Items from a data source »
— Start —
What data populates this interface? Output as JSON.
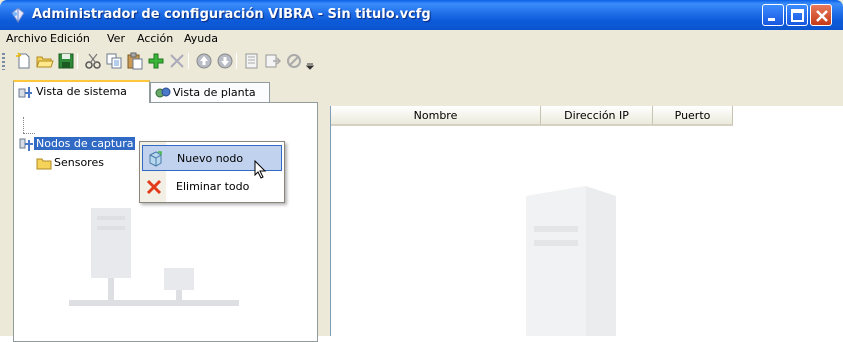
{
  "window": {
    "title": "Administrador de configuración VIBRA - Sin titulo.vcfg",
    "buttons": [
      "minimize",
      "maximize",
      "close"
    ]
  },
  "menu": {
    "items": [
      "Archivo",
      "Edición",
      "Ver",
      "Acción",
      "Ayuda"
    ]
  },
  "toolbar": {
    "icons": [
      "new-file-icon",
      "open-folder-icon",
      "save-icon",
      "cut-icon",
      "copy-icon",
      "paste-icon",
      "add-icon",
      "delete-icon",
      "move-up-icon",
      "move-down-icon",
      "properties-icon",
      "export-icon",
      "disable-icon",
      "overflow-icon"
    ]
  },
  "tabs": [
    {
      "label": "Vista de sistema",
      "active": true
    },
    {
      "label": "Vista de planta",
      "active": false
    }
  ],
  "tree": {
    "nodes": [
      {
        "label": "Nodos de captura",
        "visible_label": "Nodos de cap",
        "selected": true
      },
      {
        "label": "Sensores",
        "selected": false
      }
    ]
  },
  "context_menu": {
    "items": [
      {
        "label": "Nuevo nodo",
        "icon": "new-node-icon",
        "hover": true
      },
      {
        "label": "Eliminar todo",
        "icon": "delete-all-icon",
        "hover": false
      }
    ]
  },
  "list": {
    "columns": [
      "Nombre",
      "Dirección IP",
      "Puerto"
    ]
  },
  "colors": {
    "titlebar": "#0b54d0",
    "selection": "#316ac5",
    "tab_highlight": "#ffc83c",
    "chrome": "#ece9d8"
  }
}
— End —
Output the material word for word, omitting its pictures.

Response »
What data populates this interface? Output as JSON.
{
  "window": {
    "title": "Administrador de configuración VIBRA - Sin titulo.vcfg",
    "buttons": [
      "minimize",
      "maximize",
      "close"
    ]
  },
  "menu": {
    "items": [
      "Archivo",
      "Edición",
      "Ver",
      "Acción",
      "Ayuda"
    ]
  },
  "toolbar": {
    "icons": [
      "new-file-icon",
      "open-folder-icon",
      "save-icon",
      "cut-icon",
      "copy-icon",
      "paste-icon",
      "add-icon",
      "delete-icon",
      "move-up-icon",
      "move-down-icon",
      "properties-icon",
      "export-icon",
      "disable-icon",
      "overflow-icon"
    ]
  },
  "tabs": [
    {
      "label": "Vista de sistema",
      "active": true
    },
    {
      "label": "Vista de planta",
      "active": false
    }
  ],
  "tree": {
    "nodes": [
      {
        "label": "Nodos de captura",
        "visible_label": "Nodos de cap",
        "selected": true
      },
      {
        "label": "Sensores",
        "selected": false
      }
    ]
  },
  "context_menu": {
    "items": [
      {
        "label": "Nuevo nodo",
        "icon": "new-node-icon",
        "hover": true
      },
      {
        "label": "Eliminar todo",
        "icon": "delete-all-icon",
        "hover": false
      }
    ]
  },
  "list": {
    "columns": [
      "Nombre",
      "Dirección IP",
      "Puerto"
    ]
  },
  "colors": {
    "titlebar": "#0b54d0",
    "selection": "#316ac5",
    "tab_highlight": "#ffc83c",
    "chrome": "#ece9d8"
  }
}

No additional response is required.